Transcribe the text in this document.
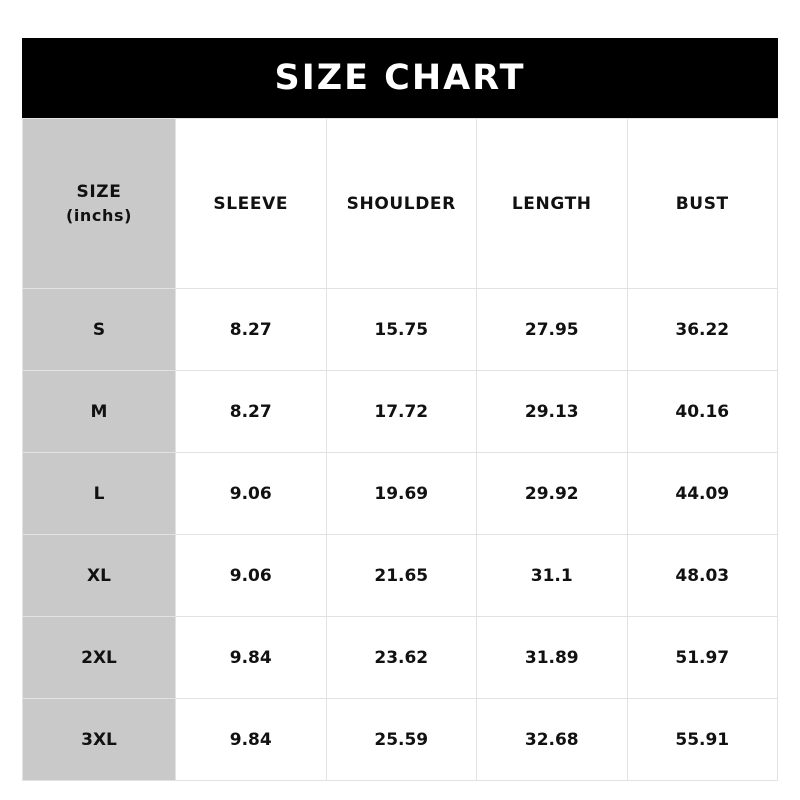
SIZE CHART
SIZE
(inchs)	SLEEVE	SHOULDER	LENGTH	BUST
S	8.27	15.75	27.95	36.22
M	8.27	17.72	29.13	40.16
L	9.06	19.69	29.92	44.09
XL	9.06	21.65	31.1	48.03
2XL	9.84	23.62	31.89	51.97
3XL	9.84	25.59	32.68	55.91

DESCRIPTION OF THE TASK
Retype everything in the material word for word, minus pictures.

EXERCISE RESULT
Transcribe the text in this document.
SIZE CHART
SIZE
(inchs)	SLEEVE	SHOULDER	LENGTH	BUST
S	8.27	15.75	27.95	36.22
M	8.27	17.72	29.13	40.16
L	9.06	19.69	29.92	44.09
XL	9.06	21.65	31.1	48.03
2XL	9.84	23.62	31.89	51.97
3XL	9.84	25.59	32.68	55.91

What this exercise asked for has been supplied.